Dataset records:
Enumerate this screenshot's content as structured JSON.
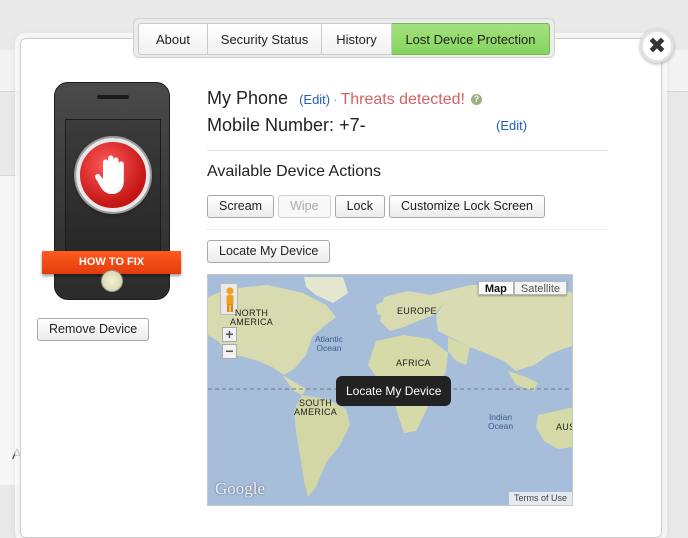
{
  "background": {
    "partial_letter": "A"
  },
  "tabs": [
    {
      "label": "About"
    },
    {
      "label": "Security Status"
    },
    {
      "label": "History"
    },
    {
      "label": "Lost Device Protection"
    }
  ],
  "active_tab": "Lost Device Protection",
  "close_glyph": "✖",
  "phone_panel": {
    "how_to_fix": "HOW TO FIX",
    "remove_device": "Remove Device",
    "icon": "stop-hand-icon"
  },
  "device": {
    "name": "My Phone",
    "edit_label": "(Edit)",
    "separator": "·",
    "status": "Threats detected!",
    "help_glyph": "?",
    "mobile_label": "Mobile Number:",
    "mobile_value": "+7-",
    "mobile_edit_label": "(Edit)"
  },
  "actions": {
    "title": "Available Device Actions",
    "buttons": [
      {
        "label": "Scream",
        "enabled": true
      },
      {
        "label": "Wipe",
        "enabled": false
      },
      {
        "label": "Lock",
        "enabled": true
      },
      {
        "label": "Customize Lock Screen",
        "enabled": true
      }
    ],
    "locate_label": "Locate My Device"
  },
  "map": {
    "type_options": [
      "Map",
      "Satellite"
    ],
    "selected_type": "Map",
    "zoom_in": "+",
    "zoom_out": "−",
    "labels": {
      "north_america": "NORTH\nAMERICA",
      "europe": "EUROPE",
      "africa": "AFRICA",
      "south_america": "SOUTH\nAMERICA",
      "aus": "AUS",
      "atlantic": "Atlantic\nOcean",
      "indian": "Indian\nOcean"
    },
    "tooltip": "Locate My Device",
    "logo": "Google",
    "terms": "Terms of Use"
  },
  "colors": {
    "active_tab": "#8dd867",
    "threat": "#d46262",
    "link": "#1f5fb4",
    "how_to_fix": "#f0501a",
    "ocean": "#a7bedb",
    "land": "#d9dcb4"
  }
}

Objective: Only the number is needed here: how many lines of the records contain "nAMERICA"?

Response below: 2